— Data for the task —
◇ ◇ ◇ ◇

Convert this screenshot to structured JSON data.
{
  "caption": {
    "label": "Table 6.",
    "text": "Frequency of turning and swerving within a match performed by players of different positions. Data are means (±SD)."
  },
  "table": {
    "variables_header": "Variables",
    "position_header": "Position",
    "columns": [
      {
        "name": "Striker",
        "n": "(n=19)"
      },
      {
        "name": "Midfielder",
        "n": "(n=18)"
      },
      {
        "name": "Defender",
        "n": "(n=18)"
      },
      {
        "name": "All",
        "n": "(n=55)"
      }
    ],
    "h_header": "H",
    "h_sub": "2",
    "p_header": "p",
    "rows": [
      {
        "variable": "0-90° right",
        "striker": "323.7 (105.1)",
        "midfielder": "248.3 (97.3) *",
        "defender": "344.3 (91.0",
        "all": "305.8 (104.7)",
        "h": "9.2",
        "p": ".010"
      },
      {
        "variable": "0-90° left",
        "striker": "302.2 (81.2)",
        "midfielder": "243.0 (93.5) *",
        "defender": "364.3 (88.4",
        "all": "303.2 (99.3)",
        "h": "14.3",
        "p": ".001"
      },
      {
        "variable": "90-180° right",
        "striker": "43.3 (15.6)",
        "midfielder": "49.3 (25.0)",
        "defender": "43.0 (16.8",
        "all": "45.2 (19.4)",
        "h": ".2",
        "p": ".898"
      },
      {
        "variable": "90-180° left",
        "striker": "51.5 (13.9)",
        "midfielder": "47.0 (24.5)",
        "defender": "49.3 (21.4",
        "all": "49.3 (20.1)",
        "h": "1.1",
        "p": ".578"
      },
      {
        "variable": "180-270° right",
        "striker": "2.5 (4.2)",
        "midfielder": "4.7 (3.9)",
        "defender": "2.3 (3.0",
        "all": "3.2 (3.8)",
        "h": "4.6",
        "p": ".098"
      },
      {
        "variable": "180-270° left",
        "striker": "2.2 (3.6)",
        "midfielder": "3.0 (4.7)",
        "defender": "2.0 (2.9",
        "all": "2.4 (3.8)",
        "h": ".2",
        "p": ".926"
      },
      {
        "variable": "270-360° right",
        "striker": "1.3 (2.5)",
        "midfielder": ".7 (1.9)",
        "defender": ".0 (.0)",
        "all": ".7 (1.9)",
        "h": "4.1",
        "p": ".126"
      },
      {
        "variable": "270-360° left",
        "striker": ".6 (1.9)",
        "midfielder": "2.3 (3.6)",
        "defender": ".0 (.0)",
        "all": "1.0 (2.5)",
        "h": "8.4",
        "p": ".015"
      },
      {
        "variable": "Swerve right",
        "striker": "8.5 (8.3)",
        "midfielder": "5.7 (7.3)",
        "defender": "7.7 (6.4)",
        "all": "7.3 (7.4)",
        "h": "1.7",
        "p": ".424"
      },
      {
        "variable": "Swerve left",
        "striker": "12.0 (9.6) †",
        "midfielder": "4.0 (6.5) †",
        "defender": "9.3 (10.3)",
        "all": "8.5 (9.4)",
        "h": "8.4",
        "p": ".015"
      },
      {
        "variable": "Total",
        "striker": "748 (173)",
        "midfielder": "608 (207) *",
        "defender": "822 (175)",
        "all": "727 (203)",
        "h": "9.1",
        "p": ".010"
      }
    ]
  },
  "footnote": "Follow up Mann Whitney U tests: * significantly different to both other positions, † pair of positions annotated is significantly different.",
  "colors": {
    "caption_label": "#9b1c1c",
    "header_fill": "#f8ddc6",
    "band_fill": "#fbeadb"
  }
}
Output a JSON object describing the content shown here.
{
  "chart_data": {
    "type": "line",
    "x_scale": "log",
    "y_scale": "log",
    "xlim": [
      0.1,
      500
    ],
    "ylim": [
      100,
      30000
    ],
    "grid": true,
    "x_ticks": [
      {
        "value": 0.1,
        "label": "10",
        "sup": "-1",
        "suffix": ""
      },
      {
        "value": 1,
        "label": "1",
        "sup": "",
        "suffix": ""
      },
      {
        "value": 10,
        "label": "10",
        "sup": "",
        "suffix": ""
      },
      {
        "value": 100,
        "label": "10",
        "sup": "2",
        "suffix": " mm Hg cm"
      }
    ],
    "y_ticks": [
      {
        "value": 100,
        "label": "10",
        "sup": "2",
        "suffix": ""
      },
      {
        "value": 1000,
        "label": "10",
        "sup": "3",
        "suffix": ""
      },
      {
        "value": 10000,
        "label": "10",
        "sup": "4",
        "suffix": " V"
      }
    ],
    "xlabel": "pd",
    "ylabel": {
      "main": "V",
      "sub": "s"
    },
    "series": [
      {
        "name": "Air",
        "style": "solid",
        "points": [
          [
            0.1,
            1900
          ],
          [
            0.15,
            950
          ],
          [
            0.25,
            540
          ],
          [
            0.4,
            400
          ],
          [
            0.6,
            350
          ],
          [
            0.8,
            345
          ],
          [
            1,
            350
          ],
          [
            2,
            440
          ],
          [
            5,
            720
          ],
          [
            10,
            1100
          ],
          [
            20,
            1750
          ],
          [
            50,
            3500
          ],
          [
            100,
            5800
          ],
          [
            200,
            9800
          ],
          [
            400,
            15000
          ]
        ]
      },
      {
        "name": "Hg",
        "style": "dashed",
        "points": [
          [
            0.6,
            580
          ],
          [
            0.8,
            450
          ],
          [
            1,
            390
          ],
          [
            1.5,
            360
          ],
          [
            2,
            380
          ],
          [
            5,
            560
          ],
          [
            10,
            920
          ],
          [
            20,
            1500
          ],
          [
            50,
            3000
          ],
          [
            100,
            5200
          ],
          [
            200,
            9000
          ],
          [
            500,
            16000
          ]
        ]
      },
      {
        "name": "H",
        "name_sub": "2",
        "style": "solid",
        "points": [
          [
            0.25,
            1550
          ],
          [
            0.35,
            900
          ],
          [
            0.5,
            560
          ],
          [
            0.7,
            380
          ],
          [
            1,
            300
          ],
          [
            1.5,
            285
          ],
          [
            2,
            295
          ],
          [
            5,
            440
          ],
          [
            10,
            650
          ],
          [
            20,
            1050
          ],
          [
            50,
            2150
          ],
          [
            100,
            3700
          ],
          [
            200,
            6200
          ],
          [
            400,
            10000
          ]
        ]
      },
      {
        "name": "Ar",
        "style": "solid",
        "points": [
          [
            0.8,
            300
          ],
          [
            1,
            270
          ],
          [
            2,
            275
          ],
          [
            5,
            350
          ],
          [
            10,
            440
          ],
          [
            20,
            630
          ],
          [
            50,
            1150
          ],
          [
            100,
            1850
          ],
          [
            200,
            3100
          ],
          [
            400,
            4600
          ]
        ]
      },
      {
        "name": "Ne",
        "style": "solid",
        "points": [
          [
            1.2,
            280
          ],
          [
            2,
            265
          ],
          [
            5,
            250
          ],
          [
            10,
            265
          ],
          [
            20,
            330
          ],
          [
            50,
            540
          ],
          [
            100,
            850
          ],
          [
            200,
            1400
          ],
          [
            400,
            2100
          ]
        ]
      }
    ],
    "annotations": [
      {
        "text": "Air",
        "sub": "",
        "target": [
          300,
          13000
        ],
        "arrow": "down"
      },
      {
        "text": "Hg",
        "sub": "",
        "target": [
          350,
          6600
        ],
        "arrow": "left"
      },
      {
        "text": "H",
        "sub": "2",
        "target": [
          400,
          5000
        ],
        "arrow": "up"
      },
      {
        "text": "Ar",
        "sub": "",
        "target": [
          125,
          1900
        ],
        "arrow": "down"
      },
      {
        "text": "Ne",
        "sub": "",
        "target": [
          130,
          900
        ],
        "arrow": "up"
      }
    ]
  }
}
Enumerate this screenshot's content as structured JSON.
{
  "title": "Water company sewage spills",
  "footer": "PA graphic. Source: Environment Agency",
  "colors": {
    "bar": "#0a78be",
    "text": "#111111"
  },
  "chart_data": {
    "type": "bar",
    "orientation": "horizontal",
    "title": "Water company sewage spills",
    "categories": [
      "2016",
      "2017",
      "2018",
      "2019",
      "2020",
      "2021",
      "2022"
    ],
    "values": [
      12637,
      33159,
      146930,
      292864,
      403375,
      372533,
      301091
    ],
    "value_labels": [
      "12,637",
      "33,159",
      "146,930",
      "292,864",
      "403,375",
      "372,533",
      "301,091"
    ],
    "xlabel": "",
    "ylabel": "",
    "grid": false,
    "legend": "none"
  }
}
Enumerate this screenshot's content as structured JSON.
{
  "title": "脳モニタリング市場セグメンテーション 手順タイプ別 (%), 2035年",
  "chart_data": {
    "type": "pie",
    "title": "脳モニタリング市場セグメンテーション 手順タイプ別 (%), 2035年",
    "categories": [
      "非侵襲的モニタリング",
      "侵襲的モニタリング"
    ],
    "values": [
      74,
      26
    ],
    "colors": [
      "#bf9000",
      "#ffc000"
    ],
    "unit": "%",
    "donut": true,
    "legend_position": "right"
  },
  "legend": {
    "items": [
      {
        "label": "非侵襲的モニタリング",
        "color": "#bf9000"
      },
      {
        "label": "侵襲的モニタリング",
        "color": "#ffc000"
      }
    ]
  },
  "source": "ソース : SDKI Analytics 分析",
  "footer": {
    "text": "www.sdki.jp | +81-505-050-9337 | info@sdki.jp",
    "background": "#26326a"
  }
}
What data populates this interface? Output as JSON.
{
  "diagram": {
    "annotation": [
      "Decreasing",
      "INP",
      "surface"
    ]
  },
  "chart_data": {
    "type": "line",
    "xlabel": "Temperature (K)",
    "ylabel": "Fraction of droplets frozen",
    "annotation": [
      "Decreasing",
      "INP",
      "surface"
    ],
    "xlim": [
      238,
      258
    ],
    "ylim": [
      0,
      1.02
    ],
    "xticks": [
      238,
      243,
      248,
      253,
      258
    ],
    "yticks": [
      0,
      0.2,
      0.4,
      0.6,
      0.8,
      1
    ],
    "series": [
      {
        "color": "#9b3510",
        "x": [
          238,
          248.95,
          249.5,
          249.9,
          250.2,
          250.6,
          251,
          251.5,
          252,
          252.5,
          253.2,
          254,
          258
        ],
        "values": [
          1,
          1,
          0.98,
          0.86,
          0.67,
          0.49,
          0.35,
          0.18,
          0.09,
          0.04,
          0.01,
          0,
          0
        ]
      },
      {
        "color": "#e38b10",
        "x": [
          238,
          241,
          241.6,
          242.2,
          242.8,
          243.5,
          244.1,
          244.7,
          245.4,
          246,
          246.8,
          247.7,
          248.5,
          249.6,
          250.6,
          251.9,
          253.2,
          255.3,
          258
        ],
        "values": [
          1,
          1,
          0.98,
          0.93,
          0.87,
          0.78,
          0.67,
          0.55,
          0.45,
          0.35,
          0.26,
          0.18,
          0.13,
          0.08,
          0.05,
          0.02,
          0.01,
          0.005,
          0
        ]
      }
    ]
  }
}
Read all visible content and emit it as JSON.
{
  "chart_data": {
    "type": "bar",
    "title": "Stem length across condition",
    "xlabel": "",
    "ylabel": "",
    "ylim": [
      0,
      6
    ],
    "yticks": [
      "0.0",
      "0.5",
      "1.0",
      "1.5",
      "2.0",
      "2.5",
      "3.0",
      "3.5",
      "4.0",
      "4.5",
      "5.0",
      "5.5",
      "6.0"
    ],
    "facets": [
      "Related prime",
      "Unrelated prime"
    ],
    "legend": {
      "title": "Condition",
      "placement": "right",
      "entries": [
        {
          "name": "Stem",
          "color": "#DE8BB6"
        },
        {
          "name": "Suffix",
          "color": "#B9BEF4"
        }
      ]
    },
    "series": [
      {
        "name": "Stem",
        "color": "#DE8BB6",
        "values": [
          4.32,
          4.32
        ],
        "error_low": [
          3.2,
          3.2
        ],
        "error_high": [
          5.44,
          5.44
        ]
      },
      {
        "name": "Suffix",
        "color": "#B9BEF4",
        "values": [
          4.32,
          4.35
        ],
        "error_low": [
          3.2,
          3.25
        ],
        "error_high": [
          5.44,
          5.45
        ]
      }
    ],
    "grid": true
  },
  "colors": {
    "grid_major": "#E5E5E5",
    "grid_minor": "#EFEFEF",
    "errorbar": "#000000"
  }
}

◇ ◇ ◇ ◇

— Given task —
Take each line of the material that contains the word "title" and list it.

— Exercise answer —
  "title": "Water company sewage spills",
    "title": "Water company sewage spills",
  "title": "脳モニタリング市場セグメンテーション 手順タイプ別 (%), 2035年",
    "title": "脳モニタリング市場セグメンテーション 手順タイプ別 (%), 2035年",
    "title": "Stem length across condition",
      "title": "Condition",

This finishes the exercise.